** Directions **
Copy the lines that follow, keeping every character the same.

** Raw records **

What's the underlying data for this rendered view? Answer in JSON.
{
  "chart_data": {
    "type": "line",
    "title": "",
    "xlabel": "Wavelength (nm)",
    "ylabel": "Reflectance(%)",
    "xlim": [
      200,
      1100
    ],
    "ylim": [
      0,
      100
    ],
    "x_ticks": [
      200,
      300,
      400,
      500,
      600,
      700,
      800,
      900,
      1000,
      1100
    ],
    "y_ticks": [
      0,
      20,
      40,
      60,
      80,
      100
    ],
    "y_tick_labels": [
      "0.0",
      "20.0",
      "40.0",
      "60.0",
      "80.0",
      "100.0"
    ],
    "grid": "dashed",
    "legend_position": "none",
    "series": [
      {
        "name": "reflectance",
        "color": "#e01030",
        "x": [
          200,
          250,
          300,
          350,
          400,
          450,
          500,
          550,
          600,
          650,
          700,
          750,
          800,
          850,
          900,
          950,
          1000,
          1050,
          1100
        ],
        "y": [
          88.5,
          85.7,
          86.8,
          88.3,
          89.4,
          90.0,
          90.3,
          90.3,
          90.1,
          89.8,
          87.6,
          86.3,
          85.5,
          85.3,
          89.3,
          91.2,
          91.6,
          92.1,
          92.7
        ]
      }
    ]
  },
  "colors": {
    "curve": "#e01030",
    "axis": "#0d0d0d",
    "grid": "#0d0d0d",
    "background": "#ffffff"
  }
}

** Answer for the task **
What's the underlying data for this rendered view? Answer in JSON.
{
  "chart_data": {
    "type": "line",
    "title": "",
    "xlabel": "Wavelength (nm)",
    "ylabel": "Reflectance(%)",
    "xlim": [
      200,
      1100
    ],
    "ylim": [
      0,
      100
    ],
    "x_ticks": [
      200,
      300,
      400,
      500,
      600,
      700,
      800,
      900,
      1000,
      1100
    ],
    "y_ticks": [
      0,
      20,
      40,
      60,
      80,
      100
    ],
    "y_tick_labels": [
      "0.0",
      "20.0",
      "40.0",
      "60.0",
      "80.0",
      "100.0"
    ],
    "grid": "dashed",
    "legend_position": "none",
    "series": [
      {
        "name": "reflectance",
        "color": "#e01030",
        "x": [
          200,
          250,
          300,
          350,
          400,
          450,
          500,
          550,
          600,
          650,
          700,
          750,
          800,
          850,
          900,
          950,
          1000,
          1050,
          1100
        ],
        "y": [
          88.5,
          85.7,
          86.8,
          88.3,
          89.4,
          90.0,
          90.3,
          90.3,
          90.1,
          89.8,
          87.6,
          86.3,
          85.5,
          85.3,
          89.3,
          91.2,
          91.6,
          92.1,
          92.7
        ]
      }
    ]
  },
  "colors": {
    "curve": "#e01030",
    "axis": "#0d0d0d",
    "grid": "#0d0d0d",
    "background": "#ffffff"
  }
}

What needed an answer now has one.